» Goal: Which lines in the records below contain the word "Copiar"? Copy each one out.

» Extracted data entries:
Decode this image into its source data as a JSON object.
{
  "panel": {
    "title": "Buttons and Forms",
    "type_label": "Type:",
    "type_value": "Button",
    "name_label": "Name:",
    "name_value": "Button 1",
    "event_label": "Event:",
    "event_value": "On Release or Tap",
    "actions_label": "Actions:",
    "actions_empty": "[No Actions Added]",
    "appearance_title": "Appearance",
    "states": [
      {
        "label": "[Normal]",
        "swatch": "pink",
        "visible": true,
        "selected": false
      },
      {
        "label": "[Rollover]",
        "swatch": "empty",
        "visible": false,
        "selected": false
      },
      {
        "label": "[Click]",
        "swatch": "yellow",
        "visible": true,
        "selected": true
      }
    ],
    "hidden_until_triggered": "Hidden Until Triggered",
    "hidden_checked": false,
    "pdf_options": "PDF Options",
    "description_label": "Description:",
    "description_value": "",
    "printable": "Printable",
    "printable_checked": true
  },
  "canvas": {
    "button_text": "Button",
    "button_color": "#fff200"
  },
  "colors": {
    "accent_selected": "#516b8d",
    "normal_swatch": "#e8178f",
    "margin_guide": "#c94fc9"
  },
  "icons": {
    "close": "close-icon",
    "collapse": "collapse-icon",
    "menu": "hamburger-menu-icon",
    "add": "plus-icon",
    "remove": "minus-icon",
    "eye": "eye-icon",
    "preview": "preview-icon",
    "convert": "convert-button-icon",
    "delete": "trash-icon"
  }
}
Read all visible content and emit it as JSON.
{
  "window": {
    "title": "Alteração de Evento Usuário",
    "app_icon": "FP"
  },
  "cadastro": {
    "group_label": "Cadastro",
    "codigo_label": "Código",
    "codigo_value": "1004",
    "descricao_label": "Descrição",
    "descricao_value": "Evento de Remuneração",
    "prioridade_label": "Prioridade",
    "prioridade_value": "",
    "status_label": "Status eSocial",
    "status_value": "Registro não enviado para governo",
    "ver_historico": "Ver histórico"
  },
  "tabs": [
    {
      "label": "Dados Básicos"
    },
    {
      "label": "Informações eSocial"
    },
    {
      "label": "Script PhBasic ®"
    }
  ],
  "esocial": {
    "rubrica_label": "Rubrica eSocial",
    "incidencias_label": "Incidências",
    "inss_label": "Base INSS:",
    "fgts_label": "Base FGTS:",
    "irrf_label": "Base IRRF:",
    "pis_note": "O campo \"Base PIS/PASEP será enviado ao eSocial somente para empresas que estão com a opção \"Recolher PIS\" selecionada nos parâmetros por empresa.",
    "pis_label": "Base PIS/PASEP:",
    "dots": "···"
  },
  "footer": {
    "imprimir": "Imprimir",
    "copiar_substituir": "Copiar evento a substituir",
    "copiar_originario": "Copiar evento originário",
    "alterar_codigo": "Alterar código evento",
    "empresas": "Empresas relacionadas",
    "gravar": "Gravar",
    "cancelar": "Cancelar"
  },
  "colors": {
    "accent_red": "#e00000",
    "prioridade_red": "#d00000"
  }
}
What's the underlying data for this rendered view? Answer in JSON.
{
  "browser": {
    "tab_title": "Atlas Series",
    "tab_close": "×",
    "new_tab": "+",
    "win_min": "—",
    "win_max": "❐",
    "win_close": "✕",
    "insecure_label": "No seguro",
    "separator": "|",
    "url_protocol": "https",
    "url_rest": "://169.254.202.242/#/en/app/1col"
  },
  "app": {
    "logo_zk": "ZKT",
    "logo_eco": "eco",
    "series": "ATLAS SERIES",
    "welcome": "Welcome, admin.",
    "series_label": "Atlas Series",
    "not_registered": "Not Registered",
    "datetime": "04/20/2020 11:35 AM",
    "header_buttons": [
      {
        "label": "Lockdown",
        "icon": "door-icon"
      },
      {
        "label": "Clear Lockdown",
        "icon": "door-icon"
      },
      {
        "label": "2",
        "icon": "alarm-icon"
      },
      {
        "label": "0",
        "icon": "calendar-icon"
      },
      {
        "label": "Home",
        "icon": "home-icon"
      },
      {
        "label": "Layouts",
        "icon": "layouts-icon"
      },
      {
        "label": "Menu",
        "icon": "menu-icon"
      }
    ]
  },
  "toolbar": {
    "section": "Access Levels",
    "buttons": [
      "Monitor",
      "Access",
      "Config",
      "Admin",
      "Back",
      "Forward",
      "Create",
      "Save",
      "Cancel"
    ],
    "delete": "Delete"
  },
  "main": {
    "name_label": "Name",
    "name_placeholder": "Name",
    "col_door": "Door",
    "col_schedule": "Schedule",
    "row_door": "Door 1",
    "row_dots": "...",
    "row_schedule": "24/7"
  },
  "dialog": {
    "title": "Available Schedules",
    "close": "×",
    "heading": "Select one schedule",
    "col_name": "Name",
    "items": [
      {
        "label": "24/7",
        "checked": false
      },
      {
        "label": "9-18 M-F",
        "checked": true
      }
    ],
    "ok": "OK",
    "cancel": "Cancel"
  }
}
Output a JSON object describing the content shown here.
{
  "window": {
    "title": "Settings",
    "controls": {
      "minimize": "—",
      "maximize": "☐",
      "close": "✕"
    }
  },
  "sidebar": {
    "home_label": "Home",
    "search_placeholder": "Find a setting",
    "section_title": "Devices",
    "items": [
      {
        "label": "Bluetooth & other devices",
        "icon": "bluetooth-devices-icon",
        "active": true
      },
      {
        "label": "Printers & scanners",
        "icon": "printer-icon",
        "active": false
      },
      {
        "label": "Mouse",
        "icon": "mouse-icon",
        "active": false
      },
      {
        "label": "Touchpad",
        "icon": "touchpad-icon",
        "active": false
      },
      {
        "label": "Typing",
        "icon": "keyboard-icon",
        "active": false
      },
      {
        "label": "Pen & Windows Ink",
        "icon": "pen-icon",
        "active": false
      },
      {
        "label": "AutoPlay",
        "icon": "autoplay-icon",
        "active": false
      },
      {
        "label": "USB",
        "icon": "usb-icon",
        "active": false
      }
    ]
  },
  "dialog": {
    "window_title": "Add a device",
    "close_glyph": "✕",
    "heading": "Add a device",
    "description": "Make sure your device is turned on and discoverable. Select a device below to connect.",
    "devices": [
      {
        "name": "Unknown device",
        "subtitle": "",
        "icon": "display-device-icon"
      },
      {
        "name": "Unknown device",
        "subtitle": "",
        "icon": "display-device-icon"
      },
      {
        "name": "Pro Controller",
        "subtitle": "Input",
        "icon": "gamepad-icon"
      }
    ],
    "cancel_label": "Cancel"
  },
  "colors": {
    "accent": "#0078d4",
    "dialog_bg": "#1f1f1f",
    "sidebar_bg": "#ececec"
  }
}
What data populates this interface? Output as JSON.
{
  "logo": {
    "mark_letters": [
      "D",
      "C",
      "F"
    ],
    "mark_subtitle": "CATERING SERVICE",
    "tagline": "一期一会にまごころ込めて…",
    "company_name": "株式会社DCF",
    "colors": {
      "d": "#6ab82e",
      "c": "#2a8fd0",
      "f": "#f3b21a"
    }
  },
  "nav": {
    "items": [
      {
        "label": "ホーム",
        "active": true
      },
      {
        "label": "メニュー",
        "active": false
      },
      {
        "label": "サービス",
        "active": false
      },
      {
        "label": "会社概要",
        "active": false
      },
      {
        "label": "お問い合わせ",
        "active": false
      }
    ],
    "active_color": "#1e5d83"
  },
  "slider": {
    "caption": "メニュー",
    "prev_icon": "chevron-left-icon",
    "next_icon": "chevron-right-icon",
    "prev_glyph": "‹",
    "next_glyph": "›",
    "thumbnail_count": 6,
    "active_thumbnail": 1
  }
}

» Correct answer:
    "copiar_substituir": "Copiar evento a substituir",
    "copiar_originario": "Copiar evento originário",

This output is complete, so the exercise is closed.